EXERCISE TASK
Exactly reproduce the lines that follow.

══════════════════════════════

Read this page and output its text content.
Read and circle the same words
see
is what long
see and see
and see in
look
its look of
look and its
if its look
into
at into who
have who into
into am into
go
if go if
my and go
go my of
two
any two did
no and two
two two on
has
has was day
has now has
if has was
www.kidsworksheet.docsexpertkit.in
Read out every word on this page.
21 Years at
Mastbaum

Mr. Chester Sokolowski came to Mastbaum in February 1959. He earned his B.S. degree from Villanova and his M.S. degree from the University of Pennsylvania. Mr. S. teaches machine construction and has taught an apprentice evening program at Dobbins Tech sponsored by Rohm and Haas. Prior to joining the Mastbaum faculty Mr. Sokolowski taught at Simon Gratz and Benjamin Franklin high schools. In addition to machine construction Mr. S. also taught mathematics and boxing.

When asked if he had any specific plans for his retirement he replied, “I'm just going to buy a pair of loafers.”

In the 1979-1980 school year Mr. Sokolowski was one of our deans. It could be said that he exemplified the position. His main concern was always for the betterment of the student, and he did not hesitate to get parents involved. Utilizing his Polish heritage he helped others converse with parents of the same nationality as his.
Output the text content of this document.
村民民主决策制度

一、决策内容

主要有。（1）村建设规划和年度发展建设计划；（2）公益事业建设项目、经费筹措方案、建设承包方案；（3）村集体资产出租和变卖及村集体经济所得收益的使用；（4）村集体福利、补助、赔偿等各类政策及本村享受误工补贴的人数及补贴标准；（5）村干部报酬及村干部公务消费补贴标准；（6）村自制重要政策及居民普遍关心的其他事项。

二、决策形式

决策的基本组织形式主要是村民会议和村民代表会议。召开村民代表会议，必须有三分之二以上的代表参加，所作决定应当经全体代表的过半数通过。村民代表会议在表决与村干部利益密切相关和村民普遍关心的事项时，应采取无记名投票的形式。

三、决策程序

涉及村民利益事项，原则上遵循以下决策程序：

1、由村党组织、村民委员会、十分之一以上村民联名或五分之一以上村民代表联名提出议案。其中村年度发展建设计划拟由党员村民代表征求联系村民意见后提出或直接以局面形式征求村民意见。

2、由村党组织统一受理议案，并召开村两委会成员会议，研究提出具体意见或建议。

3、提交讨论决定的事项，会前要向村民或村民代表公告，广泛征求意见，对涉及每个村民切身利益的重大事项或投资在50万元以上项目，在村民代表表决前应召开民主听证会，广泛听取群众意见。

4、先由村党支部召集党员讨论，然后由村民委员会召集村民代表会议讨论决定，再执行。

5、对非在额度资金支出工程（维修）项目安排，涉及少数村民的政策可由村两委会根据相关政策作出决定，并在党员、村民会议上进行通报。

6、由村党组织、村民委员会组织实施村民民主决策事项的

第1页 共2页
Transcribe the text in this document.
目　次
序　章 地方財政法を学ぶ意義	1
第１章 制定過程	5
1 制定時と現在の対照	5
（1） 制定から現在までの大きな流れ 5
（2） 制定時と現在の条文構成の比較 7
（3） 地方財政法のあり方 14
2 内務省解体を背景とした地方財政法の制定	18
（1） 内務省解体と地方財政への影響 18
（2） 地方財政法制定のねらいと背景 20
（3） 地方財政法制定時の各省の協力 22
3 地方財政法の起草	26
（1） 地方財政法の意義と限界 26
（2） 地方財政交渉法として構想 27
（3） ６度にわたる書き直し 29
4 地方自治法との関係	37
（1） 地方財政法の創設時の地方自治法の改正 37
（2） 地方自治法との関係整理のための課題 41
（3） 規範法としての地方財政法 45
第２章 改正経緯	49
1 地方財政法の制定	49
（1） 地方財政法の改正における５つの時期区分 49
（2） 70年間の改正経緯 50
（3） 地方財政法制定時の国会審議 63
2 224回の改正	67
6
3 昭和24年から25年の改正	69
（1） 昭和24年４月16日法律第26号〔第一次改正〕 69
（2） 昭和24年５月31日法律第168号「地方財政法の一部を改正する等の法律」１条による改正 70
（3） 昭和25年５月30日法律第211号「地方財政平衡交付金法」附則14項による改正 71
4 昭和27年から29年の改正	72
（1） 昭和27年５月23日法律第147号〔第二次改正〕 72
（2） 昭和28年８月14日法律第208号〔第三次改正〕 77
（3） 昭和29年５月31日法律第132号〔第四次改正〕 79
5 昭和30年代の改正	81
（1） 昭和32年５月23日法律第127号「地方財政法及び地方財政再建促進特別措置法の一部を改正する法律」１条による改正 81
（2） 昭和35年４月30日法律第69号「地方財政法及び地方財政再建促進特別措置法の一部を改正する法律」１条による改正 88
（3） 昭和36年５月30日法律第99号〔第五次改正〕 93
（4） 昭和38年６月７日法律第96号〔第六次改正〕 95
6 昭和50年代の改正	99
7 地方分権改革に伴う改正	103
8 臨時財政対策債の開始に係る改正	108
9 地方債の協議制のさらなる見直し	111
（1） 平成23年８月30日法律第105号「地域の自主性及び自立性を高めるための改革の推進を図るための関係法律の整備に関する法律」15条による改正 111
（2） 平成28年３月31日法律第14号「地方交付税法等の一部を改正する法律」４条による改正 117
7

══════════════════════════════

RESULT FOR THIS TASK
Read this page and output its text content.
Read and circle the same words
see
is what long
see and see
and see in
look
its look of
look and its
if its look
into
at into who
have who into
into am into
go
if go if
my and go
go my of
two
any two did
no and two
two two on
has
has was day
has now has
if has was
www.kidsworksheet.docsexpertkit.in
Read out every word on this page.
21 Years at
Mastbaum

Mr. Chester Sokolowski came to Mastbaum in February 1959. He earned his B.S. degree from Villanova and his M.S. degree from the University of Pennsylvania. Mr. S. teaches machine construction and has taught an apprentice evening program at Dobbins Tech sponsored by Rohm and Haas. Prior to joining the Mastbaum faculty Mr. Sokolowski taught at Simon Gratz and Benjamin Franklin high schools. In addition to machine construction Mr. S. also taught mathematics and boxing.

When asked if he had any specific plans for his retirement he replied, “I'm just going to buy a pair of loafers.”

In the 1979-1980 school year Mr. Sokolowski was one of our deans. It could be said that he exemplified the position. His main concern was always for the betterment of the student, and he did not hesitate to get parents involved. Utilizing his Polish heritage he helped others converse with parents of the same nationality as his.
Output the text content of this document.
村民民主决策制度

一、决策内容

主要有。（1）村建设规划和年度发展建设计划；（2）公益事业建设项目、经费筹措方案、建设承包方案；（3）村集体资产出租和变卖及村集体经济所得收益的使用；（4）村集体福利、补助、赔偿等各类政策及本村享受误工补贴的人数及补贴标准；（5）村干部报酬及村干部公务消费补贴标准；（6）村自制重要政策及居民普遍关心的其他事项。

二、决策形式

决策的基本组织形式主要是村民会议和村民代表会议。召开村民代表会议，必须有三分之二以上的代表参加，所作决定应当经全体代表的过半数通过。村民代表会议在表决与村干部利益密切相关和村民普遍关心的事项时，应采取无记名投票的形式。

三、决策程序

涉及村民利益事项，原则上遵循以下决策程序：

1、由村党组织、村民委员会、十分之一以上村民联名或五分之一以上村民代表联名提出议案。其中村年度发展建设计划拟由党员村民代表征求联系村民意见后提出或直接以局面形式征求村民意见。

2、由村党组织统一受理议案，并召开村两委会成员会议，研究提出具体意见或建议。

3、提交讨论决定的事项，会前要向村民或村民代表公告，广泛征求意见，对涉及每个村民切身利益的重大事项或投资在50万元以上项目，在村民代表表决前应召开民主听证会，广泛听取群众意见。

4、先由村党支部召集党员讨论，然后由村民委员会召集村民代表会议讨论决定，再执行。

5、对非在额度资金支出工程（维修）项目安排，涉及少数村民的政策可由村两委会根据相关政策作出决定，并在党员、村民会议上进行通报。

6、由村党组织、村民委员会组织实施村民民主决策事项的

第1页 共2页
Transcribe the text in this document.
目　次
序　章 地方財政法を学ぶ意義	1
第１章 制定過程	5
1 制定時と現在の対照	5
（1） 制定から現在までの大きな流れ 5
（2） 制定時と現在の条文構成の比較 7
（3） 地方財政法のあり方 14
2 内務省解体を背景とした地方財政法の制定	18
（1） 内務省解体と地方財政への影響 18
（2） 地方財政法制定のねらいと背景 20
（3） 地方財政法制定時の各省の協力 22
3 地方財政法の起草	26
（1） 地方財政法の意義と限界 26
（2） 地方財政交渉法として構想 27
（3） ６度にわたる書き直し 29
4 地方自治法との関係	37
（1） 地方財政法の創設時の地方自治法の改正 37
（2） 地方自治法との関係整理のための課題 41
（3） 規範法としての地方財政法 45
第２章 改正経緯	49
1 地方財政法の制定	49
（1） 地方財政法の改正における５つの時期区分 49
（2） 70年間の改正経緯 50
（3） 地方財政法制定時の国会審議 63
2 224回の改正	67
6
3 昭和24年から25年の改正	69
（1） 昭和24年４月16日法律第26号〔第一次改正〕 69
（2） 昭和24年５月31日法律第168号「地方財政法の一部を改正する等の法律」１条による改正 70
（3） 昭和25年５月30日法律第211号「地方財政平衡交付金法」附則14項による改正 71
4 昭和27年から29年の改正	72
（1） 昭和27年５月23日法律第147号〔第二次改正〕 72
（2） 昭和28年８月14日法律第208号〔第三次改正〕 77
（3） 昭和29年５月31日法律第132号〔第四次改正〕 79
5 昭和30年代の改正	81
（1） 昭和32年５月23日法律第127号「地方財政法及び地方財政再建促進特別措置法の一部を改正する法律」１条による改正 81
（2） 昭和35年４月30日法律第69号「地方財政法及び地方財政再建促進特別措置法の一部を改正する法律」１条による改正 88
（3） 昭和36年５月30日法律第99号〔第五次改正〕 93
（4） 昭和38年６月７日法律第96号〔第六次改正〕 95
6 昭和50年代の改正	99
7 地方分権改革に伴う改正	103
8 臨時財政対策債の開始に係る改正	108
9 地方債の協議制のさらなる見直し	111
（1） 平成23年８月30日法律第105号「地域の自主性及び自立性を高めるための改革の推進を図るための関係法律の整備に関する法律」15条による改正 111
（2） 平成28年３月31日法律第14号「地方交付税法等の一部を改正する法律」４条による改正 117
7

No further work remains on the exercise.